Entries:
==*==
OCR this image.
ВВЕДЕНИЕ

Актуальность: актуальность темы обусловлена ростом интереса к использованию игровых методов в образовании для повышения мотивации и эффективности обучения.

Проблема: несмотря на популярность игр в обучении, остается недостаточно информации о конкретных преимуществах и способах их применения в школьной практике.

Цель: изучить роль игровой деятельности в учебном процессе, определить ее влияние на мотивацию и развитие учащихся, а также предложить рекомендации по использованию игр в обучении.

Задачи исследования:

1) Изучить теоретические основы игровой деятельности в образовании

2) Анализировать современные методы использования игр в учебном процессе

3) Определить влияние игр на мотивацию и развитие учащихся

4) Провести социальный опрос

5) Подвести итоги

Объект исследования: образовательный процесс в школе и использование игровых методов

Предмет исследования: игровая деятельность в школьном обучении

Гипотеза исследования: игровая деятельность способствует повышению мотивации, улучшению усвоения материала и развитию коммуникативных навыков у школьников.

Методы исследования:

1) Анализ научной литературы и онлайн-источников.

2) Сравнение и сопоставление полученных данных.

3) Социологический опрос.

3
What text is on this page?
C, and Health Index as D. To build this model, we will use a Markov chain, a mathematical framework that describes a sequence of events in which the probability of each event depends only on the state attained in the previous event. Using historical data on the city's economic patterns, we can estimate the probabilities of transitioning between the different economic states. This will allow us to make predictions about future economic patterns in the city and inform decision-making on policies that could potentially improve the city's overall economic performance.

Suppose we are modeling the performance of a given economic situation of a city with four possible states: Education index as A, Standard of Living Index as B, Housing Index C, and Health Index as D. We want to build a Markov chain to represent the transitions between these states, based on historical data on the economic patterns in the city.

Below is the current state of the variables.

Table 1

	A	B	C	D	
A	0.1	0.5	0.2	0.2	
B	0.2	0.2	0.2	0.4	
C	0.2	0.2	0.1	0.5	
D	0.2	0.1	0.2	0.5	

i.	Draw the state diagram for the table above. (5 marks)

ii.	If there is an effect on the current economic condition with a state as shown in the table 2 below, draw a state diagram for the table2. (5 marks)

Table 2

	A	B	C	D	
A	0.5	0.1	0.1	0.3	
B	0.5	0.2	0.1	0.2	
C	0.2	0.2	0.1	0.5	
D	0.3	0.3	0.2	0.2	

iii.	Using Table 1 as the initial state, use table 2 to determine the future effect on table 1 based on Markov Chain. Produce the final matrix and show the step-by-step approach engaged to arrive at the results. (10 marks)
==*==
Written task:
Count how many lines in the data above hold the string "методов", and give the number with no other words.

Answer to this task:
2